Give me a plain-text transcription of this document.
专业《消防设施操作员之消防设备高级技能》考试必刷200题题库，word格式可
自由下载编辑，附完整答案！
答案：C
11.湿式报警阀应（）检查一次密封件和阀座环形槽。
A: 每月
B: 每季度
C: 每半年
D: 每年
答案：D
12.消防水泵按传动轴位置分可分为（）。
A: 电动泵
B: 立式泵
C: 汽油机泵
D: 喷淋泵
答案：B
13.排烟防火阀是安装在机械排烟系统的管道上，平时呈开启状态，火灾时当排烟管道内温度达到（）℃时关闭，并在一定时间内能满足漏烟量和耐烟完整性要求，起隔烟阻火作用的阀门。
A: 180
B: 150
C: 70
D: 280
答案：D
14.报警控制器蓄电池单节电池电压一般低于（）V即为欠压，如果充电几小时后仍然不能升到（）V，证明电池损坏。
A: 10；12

****************************************

What is needed: Repeat the data verbatim.

Written solution:
Give me a plain-text transcription of this document.
专业《消防设施操作员之消防设备高级技能》考试必刷200题题库，word格式可
自由下载编辑，附完整答案！
答案：C
11.湿式报警阀应（）检查一次密封件和阀座环形槽。
A: 每月
B: 每季度
C: 每半年
D: 每年
答案：D
12.消防水泵按传动轴位置分可分为（）。
A: 电动泵
B: 立式泵
C: 汽油机泵
D: 喷淋泵
答案：B
13.排烟防火阀是安装在机械排烟系统的管道上，平时呈开启状态，火灾时当排烟管道内温度达到（）℃时关闭，并在一定时间内能满足漏烟量和耐烟完整性要求，起隔烟阻火作用的阀门。
A: 180
B: 150
C: 70
D: 280
答案：D
14.报警控制器蓄电池单节电池电压一般低于（）V即为欠压，如果充电几小时后仍然不能升到（）V，证明电池损坏。
A: 10；12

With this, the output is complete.